[Entries from a dataset]
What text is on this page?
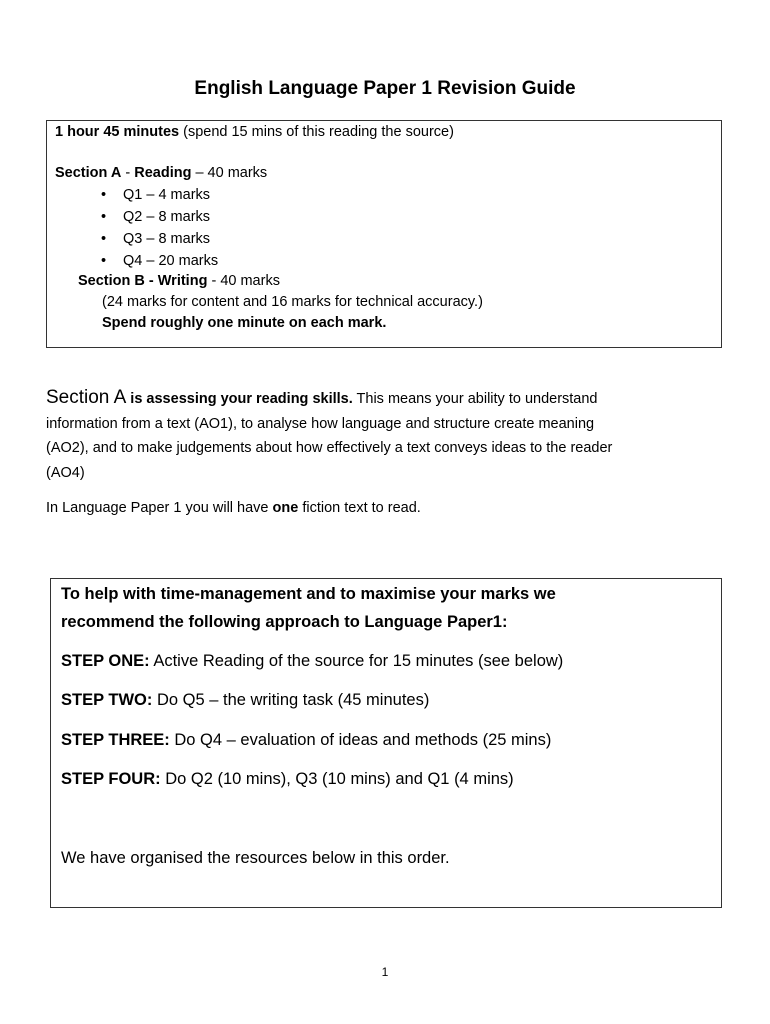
English Language Paper 1 Revision Guide
1 hour 45 minutes (spend 15 mins of this reading the source)
Section A - Reading – 40 marks
• Q1 – 4 marks
• Q2 – 8 marks
• Q3 – 8 marks
• Q4 – 20 marks
Section B - Writing - 40 marks
(24 marks for content and 16 marks for technical accuracy.)
Spend roughly one minute on each mark.
Section A is assessing your reading skills. This means your ability to understand
information from a text (AO1), to analyse how language and structure create meaning
(AO2), and to make judgements about how effectively a text conveys ideas to the reader
(AO4)
In Language Paper 1 you will have one fiction text to read.
To help with time-management and to maximise your marks we
recommend the following approach to Language Paper1:
STEP ONE: Active Reading of the source for 15 minutes (see below)
STEP TWO: Do Q5 – the writing task (45 minutes)
STEP THREE: Do Q4 – evaluation of ideas and methods (25 mins)
STEP FOUR: Do Q2 (10 mins), Q3 (10 mins) and Q1 (4 mins)
We have organised the resources below in this order.
1
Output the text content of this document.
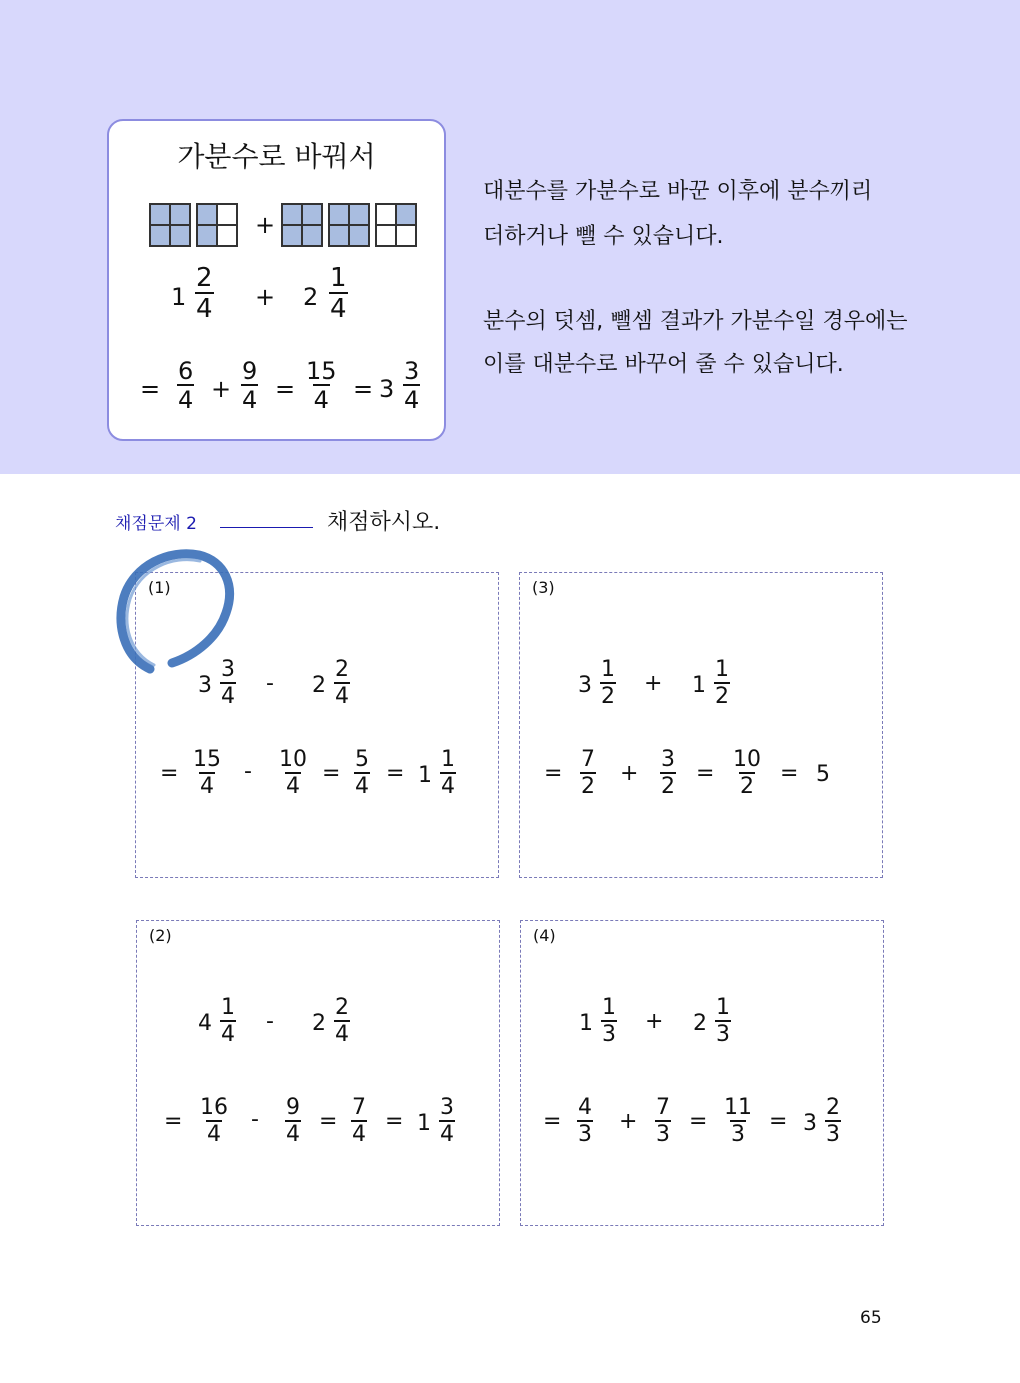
가분수로 바꿔서
+
$1 \frac{2}{4} + 2 \frac{1}{4}$
= $\frac{6}{4} + \frac{9}{4} = \frac{15}{4} = 3 \frac{3}{4}$
대분수를 가분수로 바꾼 이후에 분수끼리
더하거나 뺄 수 있습니다.
분수의 덧셈, 뺄셈 결과가 가분수일 경우에는
이를 대분수로 바꾸어 줄 수 있습니다.
채점문제 2	채점하시오.
(1)
$3 \frac{3}{4} - 2 \frac{2}{4}$
= $\frac{15}{4} - \frac{10}{4} = \frac{5}{4} = 1 \frac{1}{4}$
(3)
$3 \frac{1}{2} + 1 \frac{1}{2}$
= $\frac{7}{2} + \frac{3}{2} = \frac{10}{2} = 5$
(2)
$4 \frac{1}{4} - 2 \frac{2}{4}$
= $\frac{16}{4} - \frac{9}{4} = \frac{7}{4} = 1 \frac{3}{4}$
(4)
$1 \frac{1}{3} + 2 \frac{1}{3}$
= $\frac{4}{3} + \frac{7}{3} = \frac{11}{3} = 3 \frac{2}{3}$
65
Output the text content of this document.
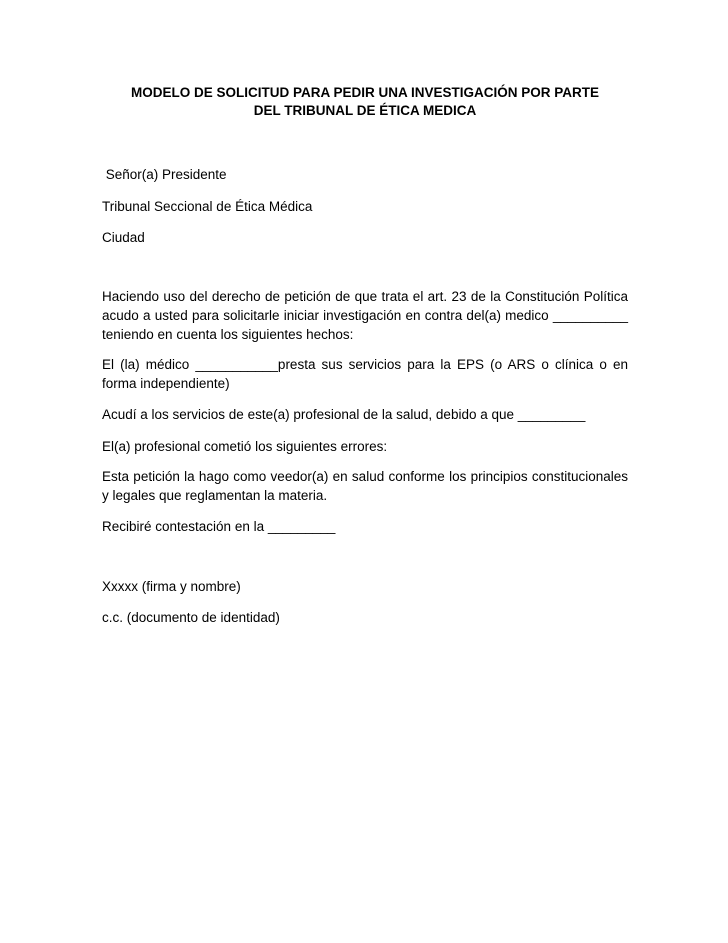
MODELO DE SOLICITUD PARA PEDIR UNA INVESTIGACIÓN POR PARTE
DEL TRIBUNAL DE ÉTICA MEDICA
Señor(a) Presidente
Tribunal Seccional de Ética Médica
Ciudad
Haciendo uso del derecho de petición de que trata el art. 23 de la Constitución Política acudo a usted para solicitarle iniciar investigación en contra del(a) medico __________ teniendo en cuenta los siguientes hechos:
El (la) médico ___________presta sus servicios para la EPS (o ARS o clínica o en forma independiente)
Acudí a los servicios de este(a) profesional de la salud, debido a que _________
El(a) profesional cometió los siguientes errores:
Esta petición la hago como veedor(a) en salud conforme los principios constitucionales y legales que reglamentan la materia.
Recibiré contestación en la _________
Xxxxx (firma y nombre)
c.c. (documento de identidad)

[Problem description] Look through the entries above and report each line where the string "text" occurs.

[Final answer]
What text is on this page?
information from a text (AO1), to analyse how language and structure create meaning
(AO2), and to make judgements about how effectively a text conveys ideas to the reader
In Language Paper 1 you will have one fiction text to read.
Output the text content of this document.
Output the text content of this document.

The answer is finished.